_AVAILABLE DATA:_
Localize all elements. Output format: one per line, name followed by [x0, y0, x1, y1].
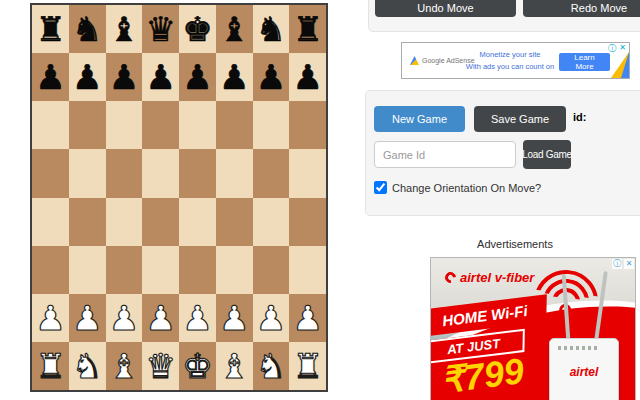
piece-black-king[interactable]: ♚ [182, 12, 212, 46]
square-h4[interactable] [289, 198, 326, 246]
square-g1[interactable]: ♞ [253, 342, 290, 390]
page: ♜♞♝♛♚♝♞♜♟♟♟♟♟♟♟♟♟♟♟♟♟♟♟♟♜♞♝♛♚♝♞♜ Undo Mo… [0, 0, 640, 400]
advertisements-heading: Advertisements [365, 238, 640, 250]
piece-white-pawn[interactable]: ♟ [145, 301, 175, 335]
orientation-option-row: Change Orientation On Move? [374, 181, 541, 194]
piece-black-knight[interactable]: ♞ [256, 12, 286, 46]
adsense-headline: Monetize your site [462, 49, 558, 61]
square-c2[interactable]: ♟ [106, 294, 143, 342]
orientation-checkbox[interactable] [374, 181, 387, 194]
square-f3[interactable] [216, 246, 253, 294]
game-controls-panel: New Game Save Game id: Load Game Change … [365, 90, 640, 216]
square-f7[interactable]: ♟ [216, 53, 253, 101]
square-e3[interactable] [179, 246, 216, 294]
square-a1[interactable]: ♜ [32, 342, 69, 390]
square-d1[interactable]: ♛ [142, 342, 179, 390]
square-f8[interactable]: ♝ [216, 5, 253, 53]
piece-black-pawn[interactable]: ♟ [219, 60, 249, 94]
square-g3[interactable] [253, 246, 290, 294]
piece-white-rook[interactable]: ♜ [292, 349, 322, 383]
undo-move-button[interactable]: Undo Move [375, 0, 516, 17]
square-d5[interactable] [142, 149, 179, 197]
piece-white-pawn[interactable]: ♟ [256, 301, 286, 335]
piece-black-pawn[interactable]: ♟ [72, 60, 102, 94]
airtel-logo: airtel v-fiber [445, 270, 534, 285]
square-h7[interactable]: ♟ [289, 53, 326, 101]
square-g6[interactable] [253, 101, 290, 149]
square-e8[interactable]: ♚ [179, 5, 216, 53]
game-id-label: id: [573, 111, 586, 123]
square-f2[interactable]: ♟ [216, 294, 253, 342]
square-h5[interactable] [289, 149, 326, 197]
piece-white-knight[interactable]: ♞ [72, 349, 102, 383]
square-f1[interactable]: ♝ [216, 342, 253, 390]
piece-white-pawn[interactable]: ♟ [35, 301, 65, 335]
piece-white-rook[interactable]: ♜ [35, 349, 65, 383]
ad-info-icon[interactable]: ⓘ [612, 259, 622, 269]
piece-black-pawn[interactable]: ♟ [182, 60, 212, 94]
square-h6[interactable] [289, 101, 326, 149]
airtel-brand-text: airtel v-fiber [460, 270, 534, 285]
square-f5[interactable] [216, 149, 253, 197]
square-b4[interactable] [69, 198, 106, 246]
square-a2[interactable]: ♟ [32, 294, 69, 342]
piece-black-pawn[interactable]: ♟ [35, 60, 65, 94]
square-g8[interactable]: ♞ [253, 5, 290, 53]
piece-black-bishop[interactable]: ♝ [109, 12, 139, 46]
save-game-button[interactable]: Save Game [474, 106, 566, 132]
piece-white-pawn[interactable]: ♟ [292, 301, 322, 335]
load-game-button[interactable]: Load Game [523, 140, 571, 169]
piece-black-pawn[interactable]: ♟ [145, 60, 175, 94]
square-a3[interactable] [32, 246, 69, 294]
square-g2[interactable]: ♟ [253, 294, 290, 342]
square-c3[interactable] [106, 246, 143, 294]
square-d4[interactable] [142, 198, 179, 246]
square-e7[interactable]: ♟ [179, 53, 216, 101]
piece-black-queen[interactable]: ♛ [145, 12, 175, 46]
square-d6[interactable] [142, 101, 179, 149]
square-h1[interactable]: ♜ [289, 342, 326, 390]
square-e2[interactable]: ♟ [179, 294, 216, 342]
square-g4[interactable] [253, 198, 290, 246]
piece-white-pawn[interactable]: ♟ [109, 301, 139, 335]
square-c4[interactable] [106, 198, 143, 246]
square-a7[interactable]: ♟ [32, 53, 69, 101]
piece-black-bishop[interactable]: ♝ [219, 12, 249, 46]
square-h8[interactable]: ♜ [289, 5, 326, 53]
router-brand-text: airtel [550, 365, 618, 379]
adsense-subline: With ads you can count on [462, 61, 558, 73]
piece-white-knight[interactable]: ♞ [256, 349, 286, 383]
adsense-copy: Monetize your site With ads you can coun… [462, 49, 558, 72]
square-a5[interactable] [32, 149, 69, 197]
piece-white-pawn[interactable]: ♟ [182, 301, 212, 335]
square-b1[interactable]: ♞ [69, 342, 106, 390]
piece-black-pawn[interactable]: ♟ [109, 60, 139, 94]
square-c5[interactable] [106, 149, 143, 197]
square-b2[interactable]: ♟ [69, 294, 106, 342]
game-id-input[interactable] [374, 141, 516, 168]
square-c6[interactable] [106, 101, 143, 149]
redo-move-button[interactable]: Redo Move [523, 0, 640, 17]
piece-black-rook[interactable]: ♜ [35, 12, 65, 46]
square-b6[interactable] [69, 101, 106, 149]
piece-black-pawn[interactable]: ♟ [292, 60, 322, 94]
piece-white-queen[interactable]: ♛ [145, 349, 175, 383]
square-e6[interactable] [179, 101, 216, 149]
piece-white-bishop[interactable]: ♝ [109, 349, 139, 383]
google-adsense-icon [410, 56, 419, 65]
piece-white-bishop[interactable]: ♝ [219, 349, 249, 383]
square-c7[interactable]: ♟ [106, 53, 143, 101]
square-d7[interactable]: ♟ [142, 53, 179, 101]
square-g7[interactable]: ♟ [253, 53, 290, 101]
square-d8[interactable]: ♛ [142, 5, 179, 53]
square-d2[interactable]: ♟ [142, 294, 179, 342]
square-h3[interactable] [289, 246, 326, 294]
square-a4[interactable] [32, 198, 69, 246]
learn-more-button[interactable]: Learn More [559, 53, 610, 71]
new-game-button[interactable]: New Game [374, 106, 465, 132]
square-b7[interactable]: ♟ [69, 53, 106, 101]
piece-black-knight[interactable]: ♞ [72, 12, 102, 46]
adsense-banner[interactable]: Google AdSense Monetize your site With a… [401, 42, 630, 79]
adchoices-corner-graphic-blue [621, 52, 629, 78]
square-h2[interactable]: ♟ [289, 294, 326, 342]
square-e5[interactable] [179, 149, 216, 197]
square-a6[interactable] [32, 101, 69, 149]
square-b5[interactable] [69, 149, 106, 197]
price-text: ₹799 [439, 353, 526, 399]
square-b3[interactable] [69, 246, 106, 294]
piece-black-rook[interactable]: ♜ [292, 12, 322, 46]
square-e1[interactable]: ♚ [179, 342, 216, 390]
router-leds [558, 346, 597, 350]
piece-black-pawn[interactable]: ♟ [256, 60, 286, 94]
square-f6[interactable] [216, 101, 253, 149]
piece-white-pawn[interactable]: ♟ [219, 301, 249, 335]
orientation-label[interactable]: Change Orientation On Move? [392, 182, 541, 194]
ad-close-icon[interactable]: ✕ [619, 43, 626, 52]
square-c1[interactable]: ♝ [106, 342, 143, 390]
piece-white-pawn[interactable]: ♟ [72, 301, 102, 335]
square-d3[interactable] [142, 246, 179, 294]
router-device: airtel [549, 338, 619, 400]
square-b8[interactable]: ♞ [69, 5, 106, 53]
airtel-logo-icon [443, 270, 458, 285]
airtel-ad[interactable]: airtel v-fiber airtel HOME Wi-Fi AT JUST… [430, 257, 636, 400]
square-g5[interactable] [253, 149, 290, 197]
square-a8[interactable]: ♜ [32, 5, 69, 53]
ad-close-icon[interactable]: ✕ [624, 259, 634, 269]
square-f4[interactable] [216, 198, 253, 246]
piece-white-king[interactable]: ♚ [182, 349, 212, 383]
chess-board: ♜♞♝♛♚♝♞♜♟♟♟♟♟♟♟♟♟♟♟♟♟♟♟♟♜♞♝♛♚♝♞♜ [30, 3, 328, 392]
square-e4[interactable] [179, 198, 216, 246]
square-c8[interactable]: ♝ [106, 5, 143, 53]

_EXERCISE OBJECTIVE:_
In the material, begin at the line that has "piece-black-king[interactable]: ♚ [182, 12, 212, 46]" and stop after the line that has "advertisements-heading: Advertisements [365, 238, 640, 250]". Write those lines out again, switching "square-g1" to "square-g2" and keeping everything else the same.

_FINAL RESULT:_
piece-black-king[interactable]: ♚ [182, 12, 212, 46]
square-h4[interactable] [289, 198, 326, 246]
square-g2[interactable]: ♞ [253, 342, 290, 390]
page: ♜♞♝♛♚♝♞♜♟♟♟♟♟♟♟♟♟♟♟♟♟♟♟♟♜♞♝♛♚♝♞♜ Undo Mo… [0, 0, 640, 400]
advertisements-heading: Advertisements [365, 238, 640, 250]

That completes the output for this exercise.